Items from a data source
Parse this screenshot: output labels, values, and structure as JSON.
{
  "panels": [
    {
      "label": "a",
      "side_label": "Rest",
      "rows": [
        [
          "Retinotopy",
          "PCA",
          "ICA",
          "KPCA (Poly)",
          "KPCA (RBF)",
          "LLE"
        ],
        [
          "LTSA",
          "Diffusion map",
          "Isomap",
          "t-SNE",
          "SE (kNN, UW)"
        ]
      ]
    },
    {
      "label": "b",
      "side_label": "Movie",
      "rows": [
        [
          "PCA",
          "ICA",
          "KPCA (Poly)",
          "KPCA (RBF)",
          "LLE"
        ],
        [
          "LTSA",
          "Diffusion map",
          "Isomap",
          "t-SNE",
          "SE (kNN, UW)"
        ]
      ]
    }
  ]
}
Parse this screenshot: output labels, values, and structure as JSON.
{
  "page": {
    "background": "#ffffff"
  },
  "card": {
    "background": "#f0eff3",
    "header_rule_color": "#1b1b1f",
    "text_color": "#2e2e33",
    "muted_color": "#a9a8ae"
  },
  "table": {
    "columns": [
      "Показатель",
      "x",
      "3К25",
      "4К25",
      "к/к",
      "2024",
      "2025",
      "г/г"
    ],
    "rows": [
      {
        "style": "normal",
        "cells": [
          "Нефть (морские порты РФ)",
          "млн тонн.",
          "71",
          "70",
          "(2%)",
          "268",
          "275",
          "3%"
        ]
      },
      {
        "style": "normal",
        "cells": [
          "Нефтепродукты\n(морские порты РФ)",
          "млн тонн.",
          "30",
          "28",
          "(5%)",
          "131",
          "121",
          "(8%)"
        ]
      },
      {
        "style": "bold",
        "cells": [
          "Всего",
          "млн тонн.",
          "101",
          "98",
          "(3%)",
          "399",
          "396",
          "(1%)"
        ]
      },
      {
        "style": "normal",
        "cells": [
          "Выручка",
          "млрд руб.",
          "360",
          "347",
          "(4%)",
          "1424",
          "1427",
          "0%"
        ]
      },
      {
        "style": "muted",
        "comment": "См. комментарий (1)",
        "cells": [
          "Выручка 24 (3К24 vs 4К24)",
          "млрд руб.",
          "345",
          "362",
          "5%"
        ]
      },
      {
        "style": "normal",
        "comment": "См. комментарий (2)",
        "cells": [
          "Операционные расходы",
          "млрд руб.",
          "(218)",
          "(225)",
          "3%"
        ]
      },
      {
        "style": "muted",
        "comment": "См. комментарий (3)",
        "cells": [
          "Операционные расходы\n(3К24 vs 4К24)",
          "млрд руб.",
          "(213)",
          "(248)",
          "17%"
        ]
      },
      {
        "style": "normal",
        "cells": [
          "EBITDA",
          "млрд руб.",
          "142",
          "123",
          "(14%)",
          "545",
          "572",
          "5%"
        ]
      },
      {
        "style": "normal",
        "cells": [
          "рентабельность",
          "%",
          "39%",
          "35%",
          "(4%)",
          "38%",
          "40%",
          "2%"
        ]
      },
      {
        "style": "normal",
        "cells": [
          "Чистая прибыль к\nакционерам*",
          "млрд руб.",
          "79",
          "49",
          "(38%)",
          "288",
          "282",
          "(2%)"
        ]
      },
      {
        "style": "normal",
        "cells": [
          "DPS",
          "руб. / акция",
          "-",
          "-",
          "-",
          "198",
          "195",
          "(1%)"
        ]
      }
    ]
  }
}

Stated task
Work through the records above line by line and count those that hold the string "comment". Give only the result.

Expected answer
3